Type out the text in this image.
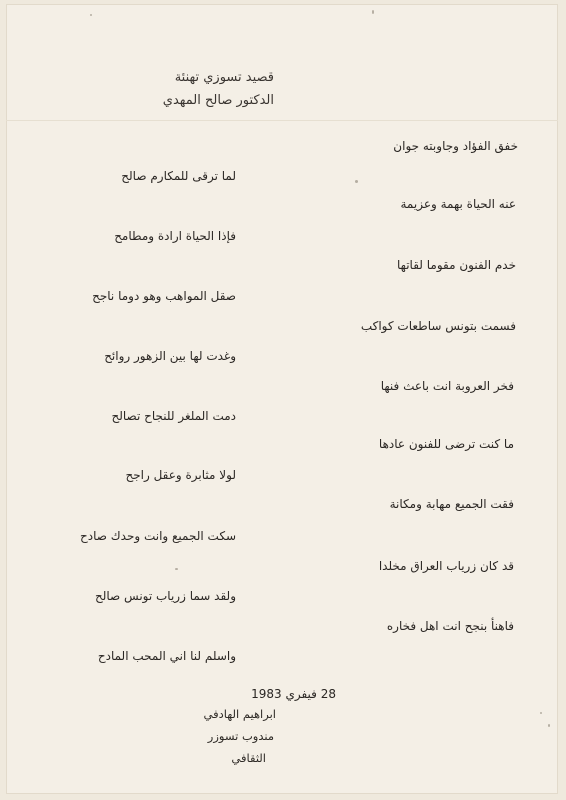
قصيد تسوزي تهنئة
الدكتور صالح المهدي
خفق الفؤاد وجاوبته جوان
لما ترقى للمكارم صالح
عنه الحياة بهمة وعزيمة
فإذا الحياة ارادة ومطامح
خدم الفنون مقوما لقاتها
صقل المواهب وهو دوما ناجح
فسمت بتونس ساطعات كواكب
وغدت لها بين الزهور روائح
فخر العروبة انت باعث فنها
دمت الملغر للنجاح تصالح
ما كنت ترضى للفنون عادها
لولا مثابرة وعقل راجح
فقت الجميع مهابة ومكانة
سكت الجميع وانت وحدك صادح
قد كان زرياب العراق مخلدا
ولقد سما زرياب تونس صالح
فاهنأ بنجح انت اهل فخاره
واسلم لنا اني المحب المادح
28 فيفري 1983
ابراهيم الهادفي
مندوب تسوزر
الثقافي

▬▬▬

From the entries above, pull out each line that includes "الحياة".

عنه الحياة بهمة وعزيمة
فإذا الحياة ارادة ومطامح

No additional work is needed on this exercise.